▸ **WHAT YOU SHOULD DO**
Search the material and gather each line with "Temperature" in it.

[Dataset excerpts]

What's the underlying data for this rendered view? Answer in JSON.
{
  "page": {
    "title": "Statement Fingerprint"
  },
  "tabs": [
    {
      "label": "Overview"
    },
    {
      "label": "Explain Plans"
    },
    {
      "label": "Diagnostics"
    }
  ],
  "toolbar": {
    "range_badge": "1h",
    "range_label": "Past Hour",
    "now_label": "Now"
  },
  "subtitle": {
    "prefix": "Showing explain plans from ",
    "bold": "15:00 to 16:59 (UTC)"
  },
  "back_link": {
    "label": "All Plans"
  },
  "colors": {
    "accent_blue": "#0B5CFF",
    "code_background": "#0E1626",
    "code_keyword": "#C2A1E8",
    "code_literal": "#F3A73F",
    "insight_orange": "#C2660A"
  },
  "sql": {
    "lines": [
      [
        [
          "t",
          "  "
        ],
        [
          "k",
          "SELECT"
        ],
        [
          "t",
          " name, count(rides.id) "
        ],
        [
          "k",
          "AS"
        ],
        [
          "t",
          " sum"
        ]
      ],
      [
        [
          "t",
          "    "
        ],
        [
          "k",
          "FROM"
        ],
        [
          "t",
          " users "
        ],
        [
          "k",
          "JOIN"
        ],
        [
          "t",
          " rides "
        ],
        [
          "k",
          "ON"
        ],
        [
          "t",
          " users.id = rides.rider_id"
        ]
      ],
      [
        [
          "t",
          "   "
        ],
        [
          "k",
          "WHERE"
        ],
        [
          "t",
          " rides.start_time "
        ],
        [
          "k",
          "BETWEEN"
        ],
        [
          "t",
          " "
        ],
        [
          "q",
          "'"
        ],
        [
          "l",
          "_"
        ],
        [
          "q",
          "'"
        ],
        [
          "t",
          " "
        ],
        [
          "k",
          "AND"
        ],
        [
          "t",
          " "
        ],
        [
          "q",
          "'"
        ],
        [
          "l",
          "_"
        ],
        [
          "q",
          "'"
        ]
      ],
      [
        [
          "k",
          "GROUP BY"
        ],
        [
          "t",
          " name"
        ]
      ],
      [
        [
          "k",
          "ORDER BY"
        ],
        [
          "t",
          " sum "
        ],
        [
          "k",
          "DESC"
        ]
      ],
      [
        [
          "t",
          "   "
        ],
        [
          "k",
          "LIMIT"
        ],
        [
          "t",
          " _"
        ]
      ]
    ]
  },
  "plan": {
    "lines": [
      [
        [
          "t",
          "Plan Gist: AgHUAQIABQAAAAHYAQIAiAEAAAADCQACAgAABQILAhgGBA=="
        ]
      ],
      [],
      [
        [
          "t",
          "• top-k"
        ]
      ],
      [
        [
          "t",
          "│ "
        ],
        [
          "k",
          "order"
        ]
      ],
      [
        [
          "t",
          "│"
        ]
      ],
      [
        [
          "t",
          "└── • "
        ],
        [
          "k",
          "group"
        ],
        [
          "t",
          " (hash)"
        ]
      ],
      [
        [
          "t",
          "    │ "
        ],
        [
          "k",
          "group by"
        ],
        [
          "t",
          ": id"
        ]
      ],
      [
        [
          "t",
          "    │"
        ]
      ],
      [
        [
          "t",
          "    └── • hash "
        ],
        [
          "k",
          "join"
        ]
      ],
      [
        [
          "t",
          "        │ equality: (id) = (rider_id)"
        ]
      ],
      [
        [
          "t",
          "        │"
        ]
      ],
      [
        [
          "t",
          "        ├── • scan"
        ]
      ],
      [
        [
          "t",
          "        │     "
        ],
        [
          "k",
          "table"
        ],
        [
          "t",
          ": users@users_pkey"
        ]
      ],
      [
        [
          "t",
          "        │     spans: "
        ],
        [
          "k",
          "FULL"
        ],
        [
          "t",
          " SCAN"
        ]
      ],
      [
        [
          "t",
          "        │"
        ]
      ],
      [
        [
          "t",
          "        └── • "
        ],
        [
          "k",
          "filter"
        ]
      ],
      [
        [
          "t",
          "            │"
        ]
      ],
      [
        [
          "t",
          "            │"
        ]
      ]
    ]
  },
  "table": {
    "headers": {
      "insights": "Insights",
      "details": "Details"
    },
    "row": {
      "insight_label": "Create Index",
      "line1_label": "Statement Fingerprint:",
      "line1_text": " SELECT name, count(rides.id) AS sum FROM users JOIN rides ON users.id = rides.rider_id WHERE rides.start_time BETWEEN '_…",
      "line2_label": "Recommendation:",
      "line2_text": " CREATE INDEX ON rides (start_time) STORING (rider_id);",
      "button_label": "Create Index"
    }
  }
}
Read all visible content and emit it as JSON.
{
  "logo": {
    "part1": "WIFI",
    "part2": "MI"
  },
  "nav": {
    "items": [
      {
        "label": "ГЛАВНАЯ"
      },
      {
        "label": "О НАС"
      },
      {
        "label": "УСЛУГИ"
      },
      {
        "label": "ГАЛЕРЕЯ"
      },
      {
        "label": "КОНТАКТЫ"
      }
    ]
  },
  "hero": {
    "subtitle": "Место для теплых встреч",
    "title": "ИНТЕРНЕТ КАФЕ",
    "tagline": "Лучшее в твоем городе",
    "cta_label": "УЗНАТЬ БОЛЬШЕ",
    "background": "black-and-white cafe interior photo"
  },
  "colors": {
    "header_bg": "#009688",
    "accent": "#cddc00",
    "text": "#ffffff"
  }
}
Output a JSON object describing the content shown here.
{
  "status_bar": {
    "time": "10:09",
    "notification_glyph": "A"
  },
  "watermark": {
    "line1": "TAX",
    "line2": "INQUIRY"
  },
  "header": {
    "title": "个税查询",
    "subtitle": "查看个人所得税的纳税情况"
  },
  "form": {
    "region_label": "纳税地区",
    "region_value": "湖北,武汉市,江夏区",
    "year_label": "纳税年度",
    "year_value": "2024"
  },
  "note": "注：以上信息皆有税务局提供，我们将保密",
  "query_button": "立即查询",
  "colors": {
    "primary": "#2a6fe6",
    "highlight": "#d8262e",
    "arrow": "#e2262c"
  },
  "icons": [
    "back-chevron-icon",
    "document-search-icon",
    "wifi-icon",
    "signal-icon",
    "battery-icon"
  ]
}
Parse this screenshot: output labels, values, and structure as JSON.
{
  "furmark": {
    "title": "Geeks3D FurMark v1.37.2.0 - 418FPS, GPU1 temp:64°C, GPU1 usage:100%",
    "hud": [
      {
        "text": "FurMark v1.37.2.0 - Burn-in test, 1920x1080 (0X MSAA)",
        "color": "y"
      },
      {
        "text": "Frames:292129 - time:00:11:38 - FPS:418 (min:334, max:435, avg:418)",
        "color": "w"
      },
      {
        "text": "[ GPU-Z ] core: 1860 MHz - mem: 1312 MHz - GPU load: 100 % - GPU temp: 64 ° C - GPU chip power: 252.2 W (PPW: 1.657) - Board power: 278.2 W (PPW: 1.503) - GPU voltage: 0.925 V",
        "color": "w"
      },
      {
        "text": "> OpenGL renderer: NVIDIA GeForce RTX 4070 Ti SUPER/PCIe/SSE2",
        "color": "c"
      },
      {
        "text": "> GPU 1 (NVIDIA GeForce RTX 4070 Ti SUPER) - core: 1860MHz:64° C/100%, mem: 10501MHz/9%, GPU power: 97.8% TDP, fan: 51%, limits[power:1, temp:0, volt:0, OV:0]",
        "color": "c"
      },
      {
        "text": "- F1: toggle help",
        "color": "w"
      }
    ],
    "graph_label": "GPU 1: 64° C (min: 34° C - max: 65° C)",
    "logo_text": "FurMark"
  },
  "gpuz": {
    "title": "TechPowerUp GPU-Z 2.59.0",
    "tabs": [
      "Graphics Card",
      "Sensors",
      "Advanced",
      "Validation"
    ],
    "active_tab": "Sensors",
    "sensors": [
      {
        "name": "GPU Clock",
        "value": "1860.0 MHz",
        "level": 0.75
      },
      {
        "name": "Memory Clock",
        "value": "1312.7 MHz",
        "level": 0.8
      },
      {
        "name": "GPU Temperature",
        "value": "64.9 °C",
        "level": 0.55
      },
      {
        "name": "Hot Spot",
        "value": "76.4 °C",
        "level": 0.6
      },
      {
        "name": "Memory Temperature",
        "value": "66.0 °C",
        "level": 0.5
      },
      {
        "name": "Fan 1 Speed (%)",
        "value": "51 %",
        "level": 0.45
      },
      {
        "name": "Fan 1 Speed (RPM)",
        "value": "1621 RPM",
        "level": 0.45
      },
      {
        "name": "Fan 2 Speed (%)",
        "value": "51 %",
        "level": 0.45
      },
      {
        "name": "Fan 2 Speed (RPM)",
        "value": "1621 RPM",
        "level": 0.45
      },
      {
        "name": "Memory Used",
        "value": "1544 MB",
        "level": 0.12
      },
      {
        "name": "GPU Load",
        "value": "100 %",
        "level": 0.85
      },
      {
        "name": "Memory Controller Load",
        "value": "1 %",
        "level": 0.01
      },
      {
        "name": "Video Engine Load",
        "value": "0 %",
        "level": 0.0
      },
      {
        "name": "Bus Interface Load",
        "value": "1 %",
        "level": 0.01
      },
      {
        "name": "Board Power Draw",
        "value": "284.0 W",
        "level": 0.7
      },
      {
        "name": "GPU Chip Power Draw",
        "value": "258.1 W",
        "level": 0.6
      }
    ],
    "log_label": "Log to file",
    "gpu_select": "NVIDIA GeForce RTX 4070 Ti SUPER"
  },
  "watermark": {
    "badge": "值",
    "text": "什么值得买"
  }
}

▸ **ANSWER TO THIS EXERCISE**
        "name": "GPU Temperature",
        "name": "Memory Temperature",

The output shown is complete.